━━━ TASK DATA
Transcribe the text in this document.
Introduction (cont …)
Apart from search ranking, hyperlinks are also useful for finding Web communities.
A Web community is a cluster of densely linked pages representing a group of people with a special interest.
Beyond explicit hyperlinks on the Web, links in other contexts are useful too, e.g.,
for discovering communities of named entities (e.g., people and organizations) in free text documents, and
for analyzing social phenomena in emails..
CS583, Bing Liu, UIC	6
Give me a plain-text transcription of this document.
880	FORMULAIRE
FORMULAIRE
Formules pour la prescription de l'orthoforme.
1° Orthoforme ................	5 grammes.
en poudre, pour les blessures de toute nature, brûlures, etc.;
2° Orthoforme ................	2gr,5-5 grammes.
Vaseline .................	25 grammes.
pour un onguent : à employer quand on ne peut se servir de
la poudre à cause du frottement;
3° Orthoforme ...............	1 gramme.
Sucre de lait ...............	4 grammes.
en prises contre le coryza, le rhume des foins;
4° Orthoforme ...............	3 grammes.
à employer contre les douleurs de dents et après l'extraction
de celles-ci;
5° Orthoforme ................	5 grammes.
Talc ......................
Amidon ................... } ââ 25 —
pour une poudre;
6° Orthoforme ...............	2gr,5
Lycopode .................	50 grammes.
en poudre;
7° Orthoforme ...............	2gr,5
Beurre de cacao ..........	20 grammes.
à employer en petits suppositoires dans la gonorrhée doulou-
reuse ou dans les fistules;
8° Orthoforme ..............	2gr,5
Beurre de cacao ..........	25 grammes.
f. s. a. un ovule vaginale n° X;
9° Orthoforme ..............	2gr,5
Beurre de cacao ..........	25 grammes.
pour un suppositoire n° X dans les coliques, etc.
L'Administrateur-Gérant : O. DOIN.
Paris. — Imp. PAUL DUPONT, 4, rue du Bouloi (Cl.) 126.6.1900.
━━━━━━
** PROBLEM **
Count the lines of the material that include the word "pour", then report only the total.

** TASK OUTPUT **
5